----- Data for the task -----

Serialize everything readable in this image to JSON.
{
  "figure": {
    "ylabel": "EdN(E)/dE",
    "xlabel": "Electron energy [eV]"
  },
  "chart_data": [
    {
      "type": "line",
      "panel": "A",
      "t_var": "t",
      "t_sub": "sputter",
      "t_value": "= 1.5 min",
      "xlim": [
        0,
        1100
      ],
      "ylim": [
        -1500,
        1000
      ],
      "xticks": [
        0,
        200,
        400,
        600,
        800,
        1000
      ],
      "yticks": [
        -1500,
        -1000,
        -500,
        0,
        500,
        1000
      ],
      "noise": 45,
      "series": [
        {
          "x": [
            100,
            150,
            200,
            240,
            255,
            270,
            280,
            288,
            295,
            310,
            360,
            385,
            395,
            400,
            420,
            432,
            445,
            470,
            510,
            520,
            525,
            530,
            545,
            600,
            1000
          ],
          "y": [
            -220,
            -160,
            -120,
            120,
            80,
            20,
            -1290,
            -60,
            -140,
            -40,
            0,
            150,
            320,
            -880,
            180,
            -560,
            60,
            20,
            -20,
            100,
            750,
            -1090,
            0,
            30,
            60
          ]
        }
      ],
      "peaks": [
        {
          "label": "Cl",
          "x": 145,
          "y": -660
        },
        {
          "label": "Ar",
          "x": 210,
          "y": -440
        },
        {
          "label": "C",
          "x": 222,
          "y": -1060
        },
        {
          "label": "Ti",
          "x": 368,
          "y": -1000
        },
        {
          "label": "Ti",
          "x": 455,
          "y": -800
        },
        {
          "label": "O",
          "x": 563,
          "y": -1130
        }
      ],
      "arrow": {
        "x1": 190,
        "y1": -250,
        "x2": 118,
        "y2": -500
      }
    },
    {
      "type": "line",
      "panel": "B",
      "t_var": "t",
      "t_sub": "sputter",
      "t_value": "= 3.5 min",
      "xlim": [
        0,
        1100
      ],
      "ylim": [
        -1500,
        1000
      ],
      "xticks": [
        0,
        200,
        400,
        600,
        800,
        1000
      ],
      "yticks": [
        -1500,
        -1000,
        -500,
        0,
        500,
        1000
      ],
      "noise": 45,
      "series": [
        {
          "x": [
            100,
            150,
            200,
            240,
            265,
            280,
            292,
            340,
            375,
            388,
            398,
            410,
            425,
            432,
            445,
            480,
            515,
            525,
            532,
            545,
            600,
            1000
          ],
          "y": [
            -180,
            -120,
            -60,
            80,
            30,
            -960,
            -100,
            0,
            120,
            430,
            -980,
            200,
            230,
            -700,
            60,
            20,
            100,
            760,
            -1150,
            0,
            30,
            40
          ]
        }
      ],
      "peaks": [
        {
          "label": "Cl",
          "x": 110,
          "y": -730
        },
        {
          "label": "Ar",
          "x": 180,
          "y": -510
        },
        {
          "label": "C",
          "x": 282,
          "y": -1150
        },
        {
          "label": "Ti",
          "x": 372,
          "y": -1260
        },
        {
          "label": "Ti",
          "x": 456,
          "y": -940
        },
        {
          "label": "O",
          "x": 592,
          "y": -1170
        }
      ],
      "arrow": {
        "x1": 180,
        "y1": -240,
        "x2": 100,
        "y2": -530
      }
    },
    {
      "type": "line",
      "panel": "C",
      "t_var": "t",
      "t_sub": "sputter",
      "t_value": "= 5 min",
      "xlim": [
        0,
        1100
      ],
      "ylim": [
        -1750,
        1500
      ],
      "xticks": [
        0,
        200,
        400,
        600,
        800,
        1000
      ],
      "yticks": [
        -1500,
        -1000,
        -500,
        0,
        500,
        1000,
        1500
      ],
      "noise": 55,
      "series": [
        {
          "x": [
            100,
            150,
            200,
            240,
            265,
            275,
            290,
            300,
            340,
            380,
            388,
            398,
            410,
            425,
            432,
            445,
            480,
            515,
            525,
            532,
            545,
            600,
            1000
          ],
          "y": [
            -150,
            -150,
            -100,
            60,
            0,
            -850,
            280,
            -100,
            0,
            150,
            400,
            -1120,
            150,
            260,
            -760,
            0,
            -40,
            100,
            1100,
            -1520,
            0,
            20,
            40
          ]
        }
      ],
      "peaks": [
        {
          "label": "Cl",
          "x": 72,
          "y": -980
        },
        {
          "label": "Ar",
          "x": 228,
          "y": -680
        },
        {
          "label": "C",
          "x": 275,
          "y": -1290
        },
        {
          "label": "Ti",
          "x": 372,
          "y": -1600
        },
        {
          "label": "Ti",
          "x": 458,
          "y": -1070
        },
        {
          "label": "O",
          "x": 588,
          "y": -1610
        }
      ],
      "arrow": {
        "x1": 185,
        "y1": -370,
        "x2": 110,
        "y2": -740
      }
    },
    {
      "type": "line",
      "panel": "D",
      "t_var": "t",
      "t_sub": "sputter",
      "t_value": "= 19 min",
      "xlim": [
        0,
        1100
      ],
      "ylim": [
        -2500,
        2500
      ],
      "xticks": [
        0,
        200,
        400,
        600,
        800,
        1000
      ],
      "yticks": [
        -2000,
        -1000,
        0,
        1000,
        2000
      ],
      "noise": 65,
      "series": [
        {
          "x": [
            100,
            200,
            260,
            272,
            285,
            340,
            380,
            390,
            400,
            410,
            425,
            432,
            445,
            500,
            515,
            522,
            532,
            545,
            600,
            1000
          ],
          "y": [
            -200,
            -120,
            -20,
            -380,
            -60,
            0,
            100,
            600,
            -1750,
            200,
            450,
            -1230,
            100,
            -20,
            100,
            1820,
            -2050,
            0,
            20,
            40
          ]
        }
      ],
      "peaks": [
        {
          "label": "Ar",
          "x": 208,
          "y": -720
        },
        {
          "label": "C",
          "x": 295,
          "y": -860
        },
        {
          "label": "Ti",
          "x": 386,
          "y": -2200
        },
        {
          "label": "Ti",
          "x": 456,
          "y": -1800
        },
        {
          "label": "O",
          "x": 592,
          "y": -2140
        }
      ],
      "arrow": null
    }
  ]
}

-----

Exercise objective — Return each line of the records above exactly as it reads.

Answer to the problem —
Serialize everything readable in this image to JSON.
{
  "figure": {
    "ylabel": "EdN(E)/dE",
    "xlabel": "Electron energy [eV]"
  },
  "chart_data": [
    {
      "type": "line",
      "panel": "A",
      "t_var": "t",
      "t_sub": "sputter",
      "t_value": "= 1.5 min",
      "xlim": [
        0,
        1100
      ],
      "ylim": [
        -1500,
        1000
      ],
      "xticks": [
        0,
        200,
        400,
        600,
        800,
        1000
      ],
      "yticks": [
        -1500,
        -1000,
        -500,
        0,
        500,
        1000
      ],
      "noise": 45,
      "series": [
        {
          "x": [
            100,
            150,
            200,
            240,
            255,
            270,
            280,
            288,
            295,
            310,
            360,
            385,
            395,
            400,
            420,
            432,
            445,
            470,
            510,
            520,
            525,
            530,
            545,
            600,
            1000
          ],
          "y": [
            -220,
            -160,
            -120,
            120,
            80,
            20,
            -1290,
            -60,
            -140,
            -40,
            0,
            150,
            320,
            -880,
            180,
            -560,
            60,
            20,
            -20,
            100,
            750,
            -1090,
            0,
            30,
            60
          ]
        }
      ],
      "peaks": [
        {
          "label": "Cl",
          "x": 145,
          "y": -660
        },
        {
          "label": "Ar",
          "x": 210,
          "y": -440
        },
        {
          "label": "C",
          "x": 222,
          "y": -1060
        },
        {
          "label": "Ti",
          "x": 368,
          "y": -1000
        },
        {
          "label": "Ti",
          "x": 455,
          "y": -800
        },
        {
          "label": "O",
          "x": 563,
          "y": -1130
        }
      ],
      "arrow": {
        "x1": 190,
        "y1": -250,
        "x2": 118,
        "y2": -500
      }
    },
    {
      "type": "line",
      "panel": "B",
      "t_var": "t",
      "t_sub": "sputter",
      "t_value": "= 3.5 min",
      "xlim": [
        0,
        1100
      ],
      "ylim": [
        -1500,
        1000
      ],
      "xticks": [
        0,
        200,
        400,
        600,
        800,
        1000
      ],
      "yticks": [
        -1500,
        -1000,
        -500,
        0,
        500,
        1000
      ],
      "noise": 45,
      "series": [
        {
          "x": [
            100,
            150,
            200,
            240,
            265,
            280,
            292,
            340,
            375,
            388,
            398,
            410,
            425,
            432,
            445,
            480,
            515,
            525,
            532,
            545,
            600,
            1000
          ],
          "y": [
            -180,
            -120,
            -60,
            80,
            30,
            -960,
            -100,
            0,
            120,
            430,
            -980,
            200,
            230,
            -700,
            60,
            20,
            100,
            760,
            -1150,
            0,
            30,
            40
          ]
        }
      ],
      "peaks": [
        {
          "label": "Cl",
          "x": 110,
          "y": -730
        },
        {
          "label": "Ar",
          "x": 180,
          "y": -510
        },
        {
          "label": "C",
          "x": 282,
          "y": -1150
        },
        {
          "label": "Ti",
          "x": 372,
          "y": -1260
        },
        {
          "label": "Ti",
          "x": 456,
          "y": -940
        },
        {
          "label": "O",
          "x": 592,
          "y": -1170
        }
      ],
      "arrow": {
        "x1": 180,
        "y1": -240,
        "x2": 100,
        "y2": -530
      }
    },
    {
      "type": "line",
      "panel": "C",
      "t_var": "t",
      "t_sub": "sputter",
      "t_value": "= 5 min",
      "xlim": [
        0,
        1100
      ],
      "ylim": [
        -1750,
        1500
      ],
      "xticks": [
        0,
        200,
        400,
        600,
        800,
        1000
      ],
      "yticks": [
        -1500,
        -1000,
        -500,
        0,
        500,
        1000,
        1500
      ],
      "noise": 55,
      "series": [
        {
          "x": [
            100,
            150,
            200,
            240,
            265,
            275,
            290,
            300,
            340,
            380,
            388,
            398,
            410,
            425,
            432,
            445,
            480,
            515,
            525,
            532,
            545,
            600,
            1000
          ],
          "y": [
            -150,
            -150,
            -100,
            60,
            0,
            -850,
            280,
            -100,
            0,
            150,
            400,
            -1120,
            150,
            260,
            -760,
            0,
            -40,
            100,
            1100,
            -1520,
            0,
            20,
            40
          ]
        }
      ],
      "peaks": [
        {
          "label": "Cl",
          "x": 72,
          "y": -980
        },
        {
          "label": "Ar",
          "x": 228,
          "y": -680
        },
        {
          "label": "C",
          "x": 275,
          "y": -1290
        },
        {
          "label": "Ti",
          "x": 372,
          "y": -1600
        },
        {
          "label": "Ti",
          "x": 458,
          "y": -1070
        },
        {
          "label": "O",
          "x": 588,
          "y": -1610
        }
      ],
      "arrow": {
        "x1": 185,
        "y1": -370,
        "x2": 110,
        "y2": -740
      }
    },
    {
      "type": "line",
      "panel": "D",
      "t_var": "t",
      "t_sub": "sputter",
      "t_value": "= 19 min",
      "xlim": [
        0,
        1100
      ],
      "ylim": [
        -2500,
        2500
      ],
      "xticks": [
        0,
        200,
        400,
        600,
        800,
        1000
      ],
      "yticks": [
        -2000,
        -1000,
        0,
        1000,
        2000
      ],
      "noise": 65,
      "series": [
        {
          "x": [
            100,
            200,
            260,
            272,
            285,
            340,
            380,
            390,
            400,
            410,
            425,
            432,
            445,
            500,
            515,
            522,
            532,
            545,
            600,
            1000
          ],
          "y": [
            -200,
            -120,
            -20,
            -380,
            -60,
            0,
            100,
            600,
            -1750,
            200,
            450,
            -1230,
            100,
            -20,
            100,
            1820,
            -2050,
            0,
            20,
            40
          ]
        }
      ],
      "peaks": [
        {
          "label": "Ar",
          "x": 208,
          "y": -720
        },
        {
          "label": "C",
          "x": 295,
          "y": -860
        },
        {
          "label": "Ti",
          "x": 386,
          "y": -2200
        },
        {
          "label": "Ti",
          "x": 456,
          "y": -1800
        },
        {
          "label": "O",
          "x": 592,
          "y": -2140
        }
      ],
      "arrow": null
    }
  ]
}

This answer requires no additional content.